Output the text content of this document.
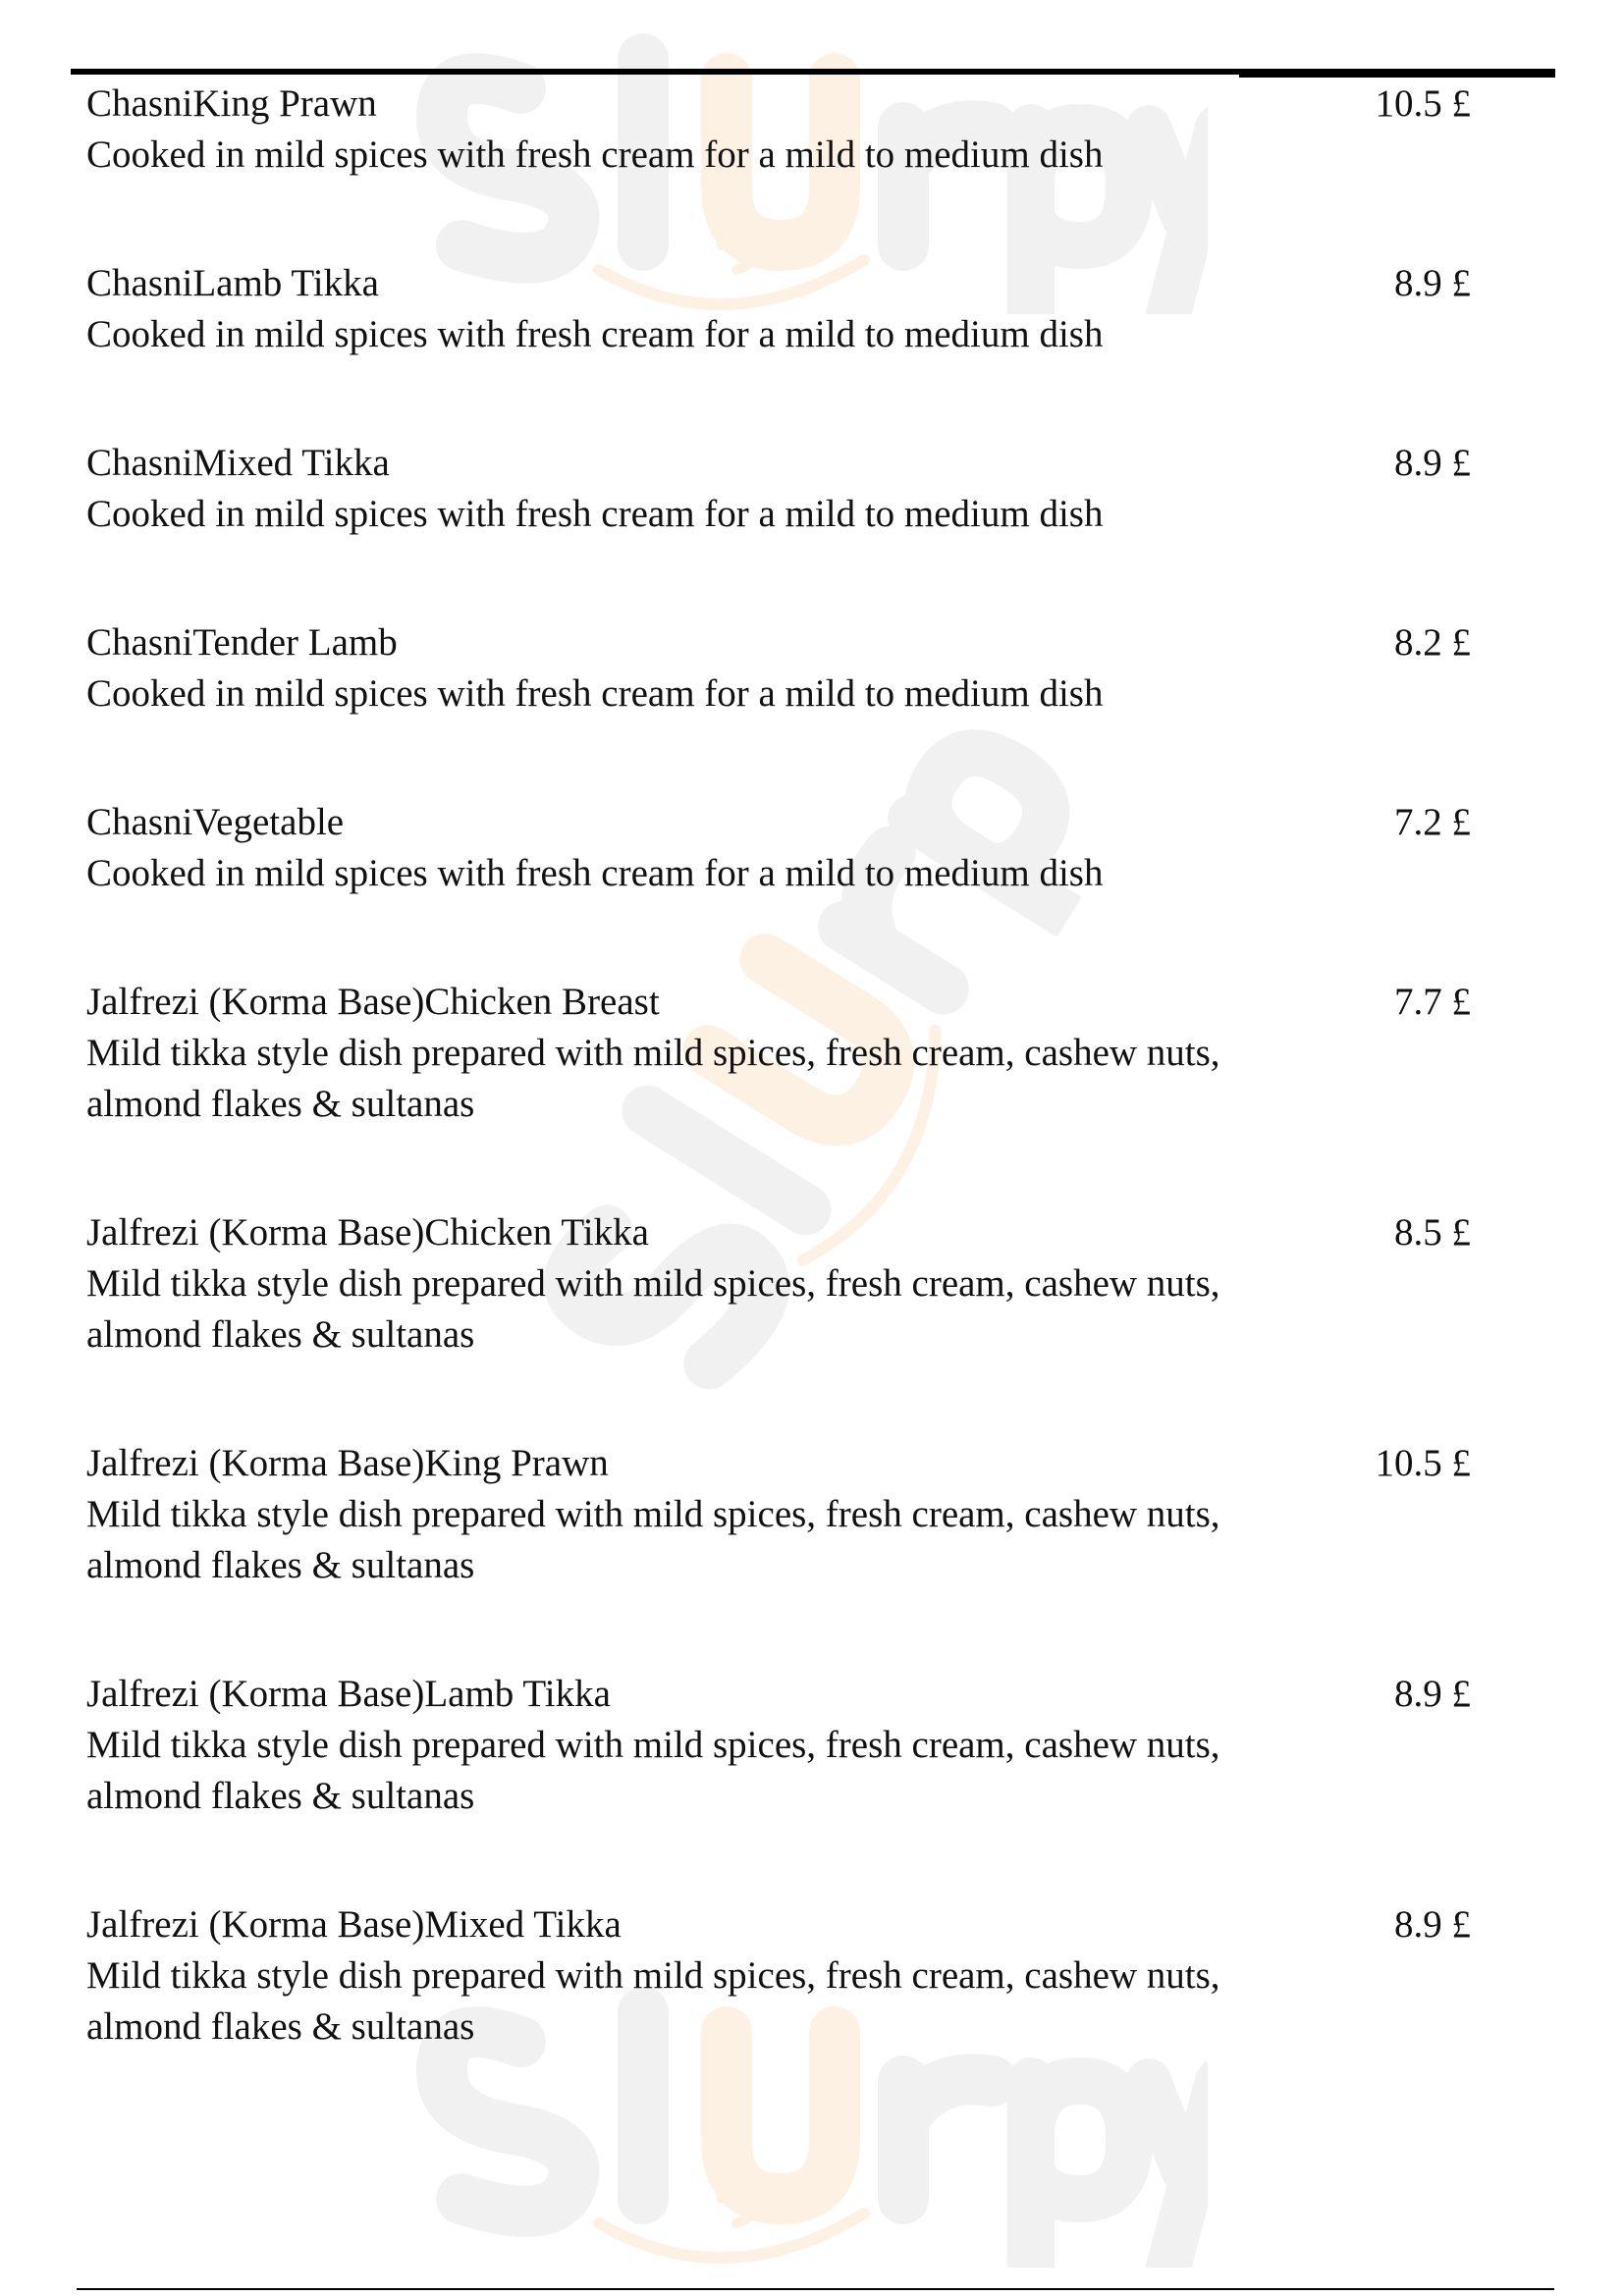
ChasniKing Prawn
Cooked in mild spices with fresh cream for a mild to medium dish
10.5 £
ChasniLamb Tikka
Cooked in mild spices with fresh cream for a mild to medium dish
8.9 £
ChasniMixed Tikka
Cooked in mild spices with fresh cream for a mild to medium dish
8.9 £
ChasniTender Lamb
Cooked in mild spices with fresh cream for a mild to medium dish
8.2 £
ChasniVegetable
Cooked in mild spices with fresh cream for a mild to medium dish
7.2 £
Jalfrezi (Korma Base)Chicken Breast
Mild tikka style dish prepared with mild spices, fresh cream, cashew nuts, almond flakes & sultanas
7.7 £
Jalfrezi (Korma Base)Chicken Tikka
Mild tikka style dish prepared with mild spices, fresh cream, cashew nuts, almond flakes & sultanas
8.5 £
Jalfrezi (Korma Base)King Prawn
Mild tikka style dish prepared with mild spices, fresh cream, cashew nuts, almond flakes & sultanas
10.5 £
Jalfrezi (Korma Base)Lamb Tikka
Mild tikka style dish prepared with mild spices, fresh cream, cashew nuts, almond flakes & sultanas
8.9 £
Jalfrezi (Korma Base)Mixed Tikka
Mild tikka style dish prepared with mild spices, fresh cream, cashew nuts, almond flakes & sultanas
8.9 £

================

▶ _The task_: Find the lines containing "Jalfrezi" and pull them out.

▶ _Reply_:
Jalfrezi (Korma Base)Chicken Breast
Jalfrezi (Korma Base)Chicken Tikka
Jalfrezi (Korma Base)King Prawn
Jalfrezi (Korma Base)Lamb Tikka
Jalfrezi (Korma Base)Mixed Tikka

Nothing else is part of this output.